(Stored entries)
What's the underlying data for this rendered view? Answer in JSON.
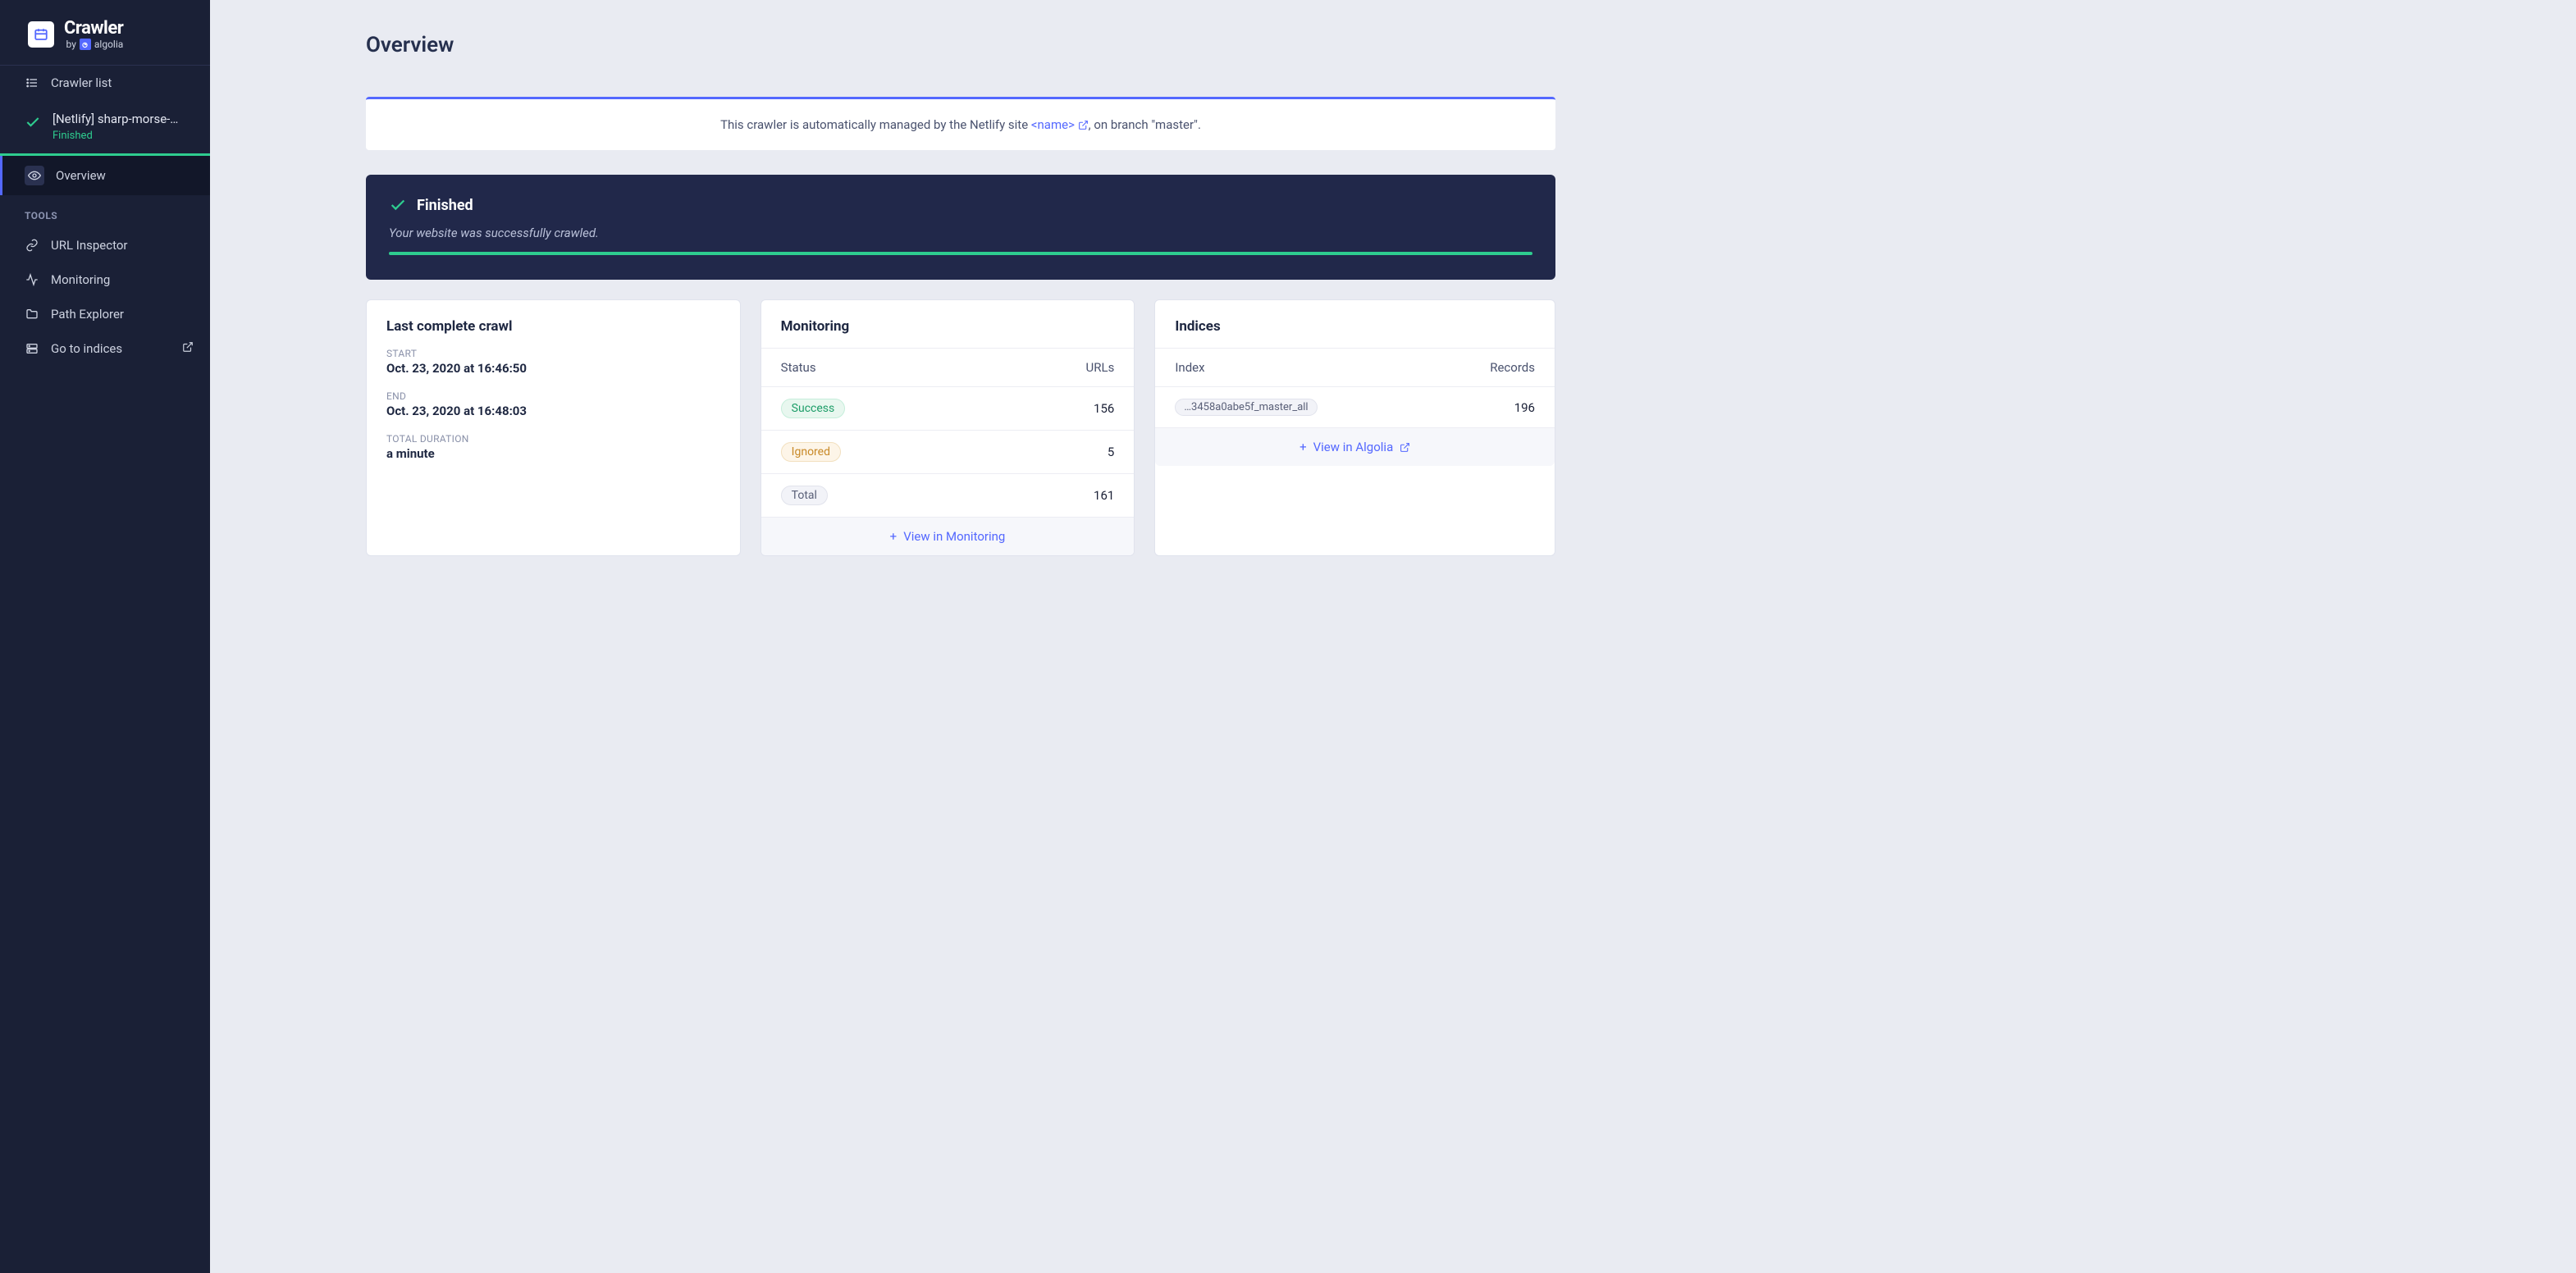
{
  "logo": {
    "brand": "Crawler",
    "by": "by",
    "algolia": "algolia"
  },
  "sidebar": {
    "crawler_list": "Crawler list",
    "current": {
      "name": "[Netlify] sharp-morse-…",
      "status": "Finished"
    },
    "overview": "Overview",
    "tools_header": "TOOLS",
    "url_inspector": "URL Inspector",
    "monitoring": "Monitoring",
    "path_explorer": "Path Explorer",
    "go_to_indices": "Go to indices"
  },
  "page": {
    "title": "Overview"
  },
  "banner": {
    "pre": "This crawler is automatically managed by the Netlify site ",
    "link": "<name>",
    "post": ", on branch \"master\"."
  },
  "status": {
    "title": "Finished",
    "message": "Your website was successfully crawled."
  },
  "last_crawl": {
    "title": "Last complete crawl",
    "start_label": "START",
    "start_value": "Oct. 23, 2020 at 16:46:50",
    "end_label": "END",
    "end_value": "Oct. 23, 2020 at 16:48:03",
    "duration_label": "TOTAL DURATION",
    "duration_value": "a minute"
  },
  "monitoring": {
    "title": "Monitoring",
    "col_status": "Status",
    "col_urls": "URLs",
    "rows": [
      {
        "label": "Success",
        "kind": "success",
        "count": "156"
      },
      {
        "label": "Ignored",
        "kind": "ignored",
        "count": "5"
      },
      {
        "label": "Total",
        "kind": "total",
        "count": "161"
      }
    ],
    "footer": "View in Monitoring"
  },
  "indices": {
    "title": "Indices",
    "col_index": "Index",
    "col_records": "Records",
    "rows": [
      {
        "name": "…3458a0abe5f_master_all",
        "records": "196"
      }
    ],
    "footer": "View in Algolia"
  }
}
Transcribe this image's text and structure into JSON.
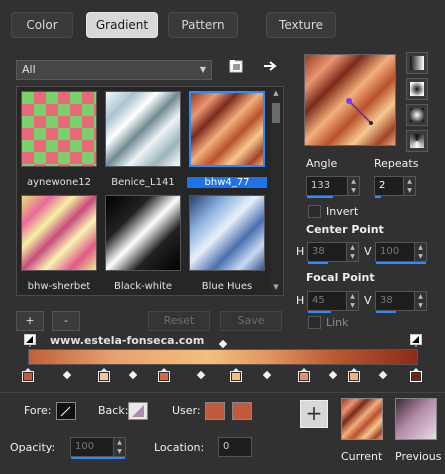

__TASK STATEMENT__
Without the pictures, retype the whole of the material above exactly.

__EXPECTED OUTPUT__
What's the underlying data for this rendered view? Answer in JSON.
{
  "logo": {
    "brand": "Crawler",
    "by": "by",
    "algolia": "algolia"
  },
  "sidebar": {
    "crawler_list": "Crawler list",
    "current": {
      "name": "[Netlify] sharp-morse-…",
      "status": "Finished"
    },
    "overview": "Overview",
    "tools_header": "TOOLS",
    "url_inspector": "URL Inspector",
    "monitoring": "Monitoring",
    "path_explorer": "Path Explorer",
    "go_to_indices": "Go to indices"
  },
  "page": {
    "title": "Overview"
  },
  "banner": {
    "pre": "This crawler is automatically managed by the Netlify site ",
    "link": "<name>",
    "post": ", on branch \"master\"."
  },
  "status": {
    "title": "Finished",
    "message": "Your website was successfully crawled."
  },
  "last_crawl": {
    "title": "Last complete crawl",
    "start_label": "START",
    "start_value": "Oct. 23, 2020 at 16:46:50",
    "end_label": "END",
    "end_value": "Oct. 23, 2020 at 16:48:03",
    "duration_label": "TOTAL DURATION",
    "duration_value": "a minute"
  },
  "monitoring": {
    "title": "Monitoring",
    "col_status": "Status",
    "col_urls": "URLs",
    "rows": [
      {
        "label": "Success",
        "kind": "success",
        "count": "156"
      },
      {
        "label": "Ignored",
        "kind": "ignored",
        "count": "5"
      },
      {
        "label": "Total",
        "kind": "total",
        "count": "161"
      }
    ],
    "footer": "View in Monitoring"
  },
  "indices": {
    "title": "Indices",
    "col_index": "Index",
    "col_records": "Records",
    "rows": [
      {
        "name": "…3458a0abe5f_master_all",
        "records": "196"
      }
    ],
    "footer": "View in Algolia"
  }
}
Transcribe this image's text and structure into JSON.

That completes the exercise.